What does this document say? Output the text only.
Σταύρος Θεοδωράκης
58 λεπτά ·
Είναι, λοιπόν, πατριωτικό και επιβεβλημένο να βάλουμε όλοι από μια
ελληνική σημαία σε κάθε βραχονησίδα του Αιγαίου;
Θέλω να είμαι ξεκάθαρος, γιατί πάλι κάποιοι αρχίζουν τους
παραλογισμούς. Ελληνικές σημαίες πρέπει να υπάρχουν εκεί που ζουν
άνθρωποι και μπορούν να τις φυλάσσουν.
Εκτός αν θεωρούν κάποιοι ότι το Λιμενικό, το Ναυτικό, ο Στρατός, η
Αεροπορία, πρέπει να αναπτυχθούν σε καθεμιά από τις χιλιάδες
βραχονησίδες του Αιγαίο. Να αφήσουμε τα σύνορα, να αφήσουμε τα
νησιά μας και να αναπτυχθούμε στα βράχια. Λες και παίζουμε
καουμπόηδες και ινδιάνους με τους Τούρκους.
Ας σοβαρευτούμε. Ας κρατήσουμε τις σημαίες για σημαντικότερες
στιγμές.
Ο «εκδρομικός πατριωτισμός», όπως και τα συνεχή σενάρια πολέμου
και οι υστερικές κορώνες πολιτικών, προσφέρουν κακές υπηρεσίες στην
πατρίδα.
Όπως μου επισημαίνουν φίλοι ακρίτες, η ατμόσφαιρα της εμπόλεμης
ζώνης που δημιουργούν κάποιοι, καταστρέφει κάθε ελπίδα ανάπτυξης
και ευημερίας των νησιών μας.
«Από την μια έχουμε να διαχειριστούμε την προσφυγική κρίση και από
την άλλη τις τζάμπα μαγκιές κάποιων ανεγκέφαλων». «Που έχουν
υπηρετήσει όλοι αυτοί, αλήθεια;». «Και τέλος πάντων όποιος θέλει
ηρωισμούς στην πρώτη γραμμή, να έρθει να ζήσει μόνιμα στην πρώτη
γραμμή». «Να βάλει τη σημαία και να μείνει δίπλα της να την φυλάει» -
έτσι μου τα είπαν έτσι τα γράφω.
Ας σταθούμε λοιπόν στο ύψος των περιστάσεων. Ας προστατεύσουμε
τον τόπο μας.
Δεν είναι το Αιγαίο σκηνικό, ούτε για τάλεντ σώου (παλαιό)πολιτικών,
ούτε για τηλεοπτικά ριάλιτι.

Instructions for the task
Retype the material above, line by line, exactly.

Exercise response
What does this document say? Output the text only.
Σταύρος Θεοδωράκης
58 λεπτά ·
Είναι, λοιπόν, πατριωτικό και επιβεβλημένο να βάλουμε όλοι από μια
ελληνική σημαία σε κάθε βραχονησίδα του Αιγαίου;
Θέλω να είμαι ξεκάθαρος, γιατί πάλι κάποιοι αρχίζουν τους
παραλογισμούς. Ελληνικές σημαίες πρέπει να υπάρχουν εκεί που ζουν
άνθρωποι και μπορούν να τις φυλάσσουν.
Εκτός αν θεωρούν κάποιοι ότι το Λιμενικό, το Ναυτικό, ο Στρατός, η
Αεροπορία, πρέπει να αναπτυχθούν σε καθεμιά από τις χιλιάδες
βραχονησίδες του Αιγαίο. Να αφήσουμε τα σύνορα, να αφήσουμε τα
νησιά μας και να αναπτυχθούμε στα βράχια. Λες και παίζουμε
καουμπόηδες και ινδιάνους με τους Τούρκους.
Ας σοβαρευτούμε. Ας κρατήσουμε τις σημαίες για σημαντικότερες
στιγμές.
Ο «εκδρομικός πατριωτισμός», όπως και τα συνεχή σενάρια πολέμου
και οι υστερικές κορώνες πολιτικών, προσφέρουν κακές υπηρεσίες στην
πατρίδα.
Όπως μου επισημαίνουν φίλοι ακρίτες, η ατμόσφαιρα της εμπόλεμης
ζώνης που δημιουργούν κάποιοι, καταστρέφει κάθε ελπίδα ανάπτυξης
και ευημερίας των νησιών μας.
«Από την μια έχουμε να διαχειριστούμε την προσφυγική κρίση και από
την άλλη τις τζάμπα μαγκιές κάποιων ανεγκέφαλων». «Που έχουν
υπηρετήσει όλοι αυτοί, αλήθεια;». «Και τέλος πάντων όποιος θέλει
ηρωισμούς στην πρώτη γραμμή, να έρθει να ζήσει μόνιμα στην πρώτη
γραμμή». «Να βάλει τη σημαία και να μείνει δίπλα της να την φυλάει» -
έτσι μου τα είπαν έτσι τα γράφω.
Ας σταθούμε λοιπόν στο ύψος των περιστάσεων. Ας προστατεύσουμε
τον τόπο μας.
Δεν είναι το Αιγαίο σκηνικό, ούτε για τάλεντ σώου (παλαιό)πολιτικών,
ούτε για τηλεοπτικά ριάλιτι.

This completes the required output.